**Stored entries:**
_ _ _ _ _
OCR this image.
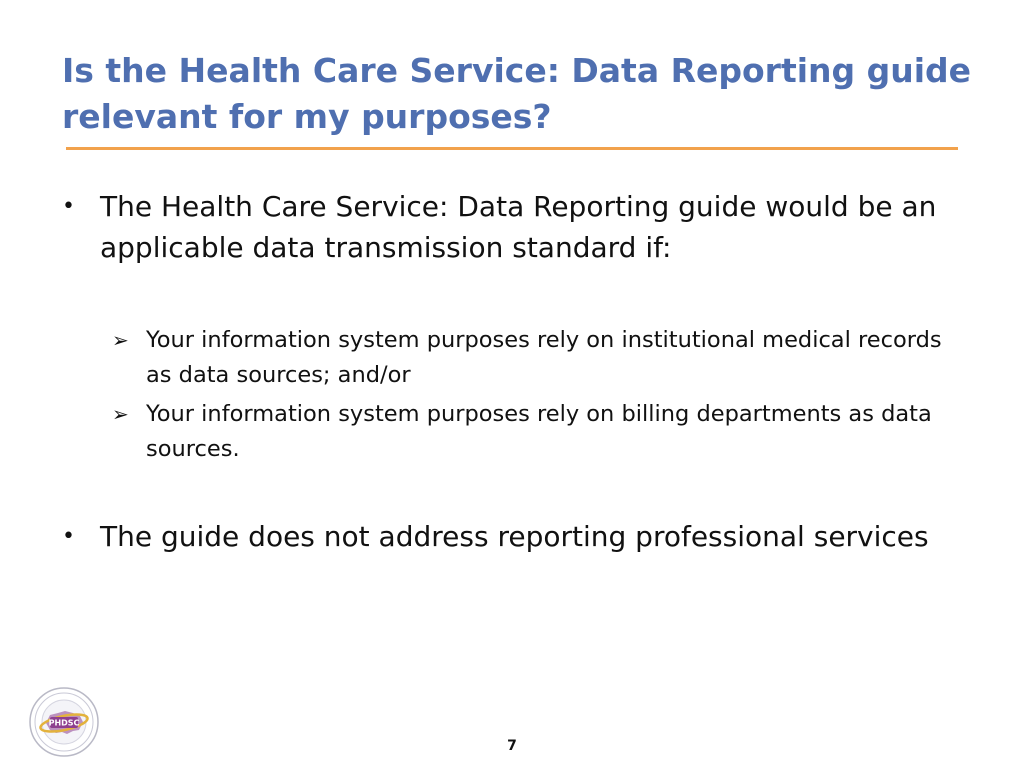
Is the Health Care Service: Data Reporting guide relevant for my purposes?
• The Health Care Service: Data Reporting guide would be an applicable data transmission standard if:
➢ Your information system purposes rely on institutional medical records as data sources; and/or
➢ Your information system purposes rely on billing departments as data sources.
• The guide does not address reporting professional services
PHDSC
7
_ _ _ _ _
**Task requirements:**
Return only the number of lines in the data that contain "system".

**Answer to the task:**
2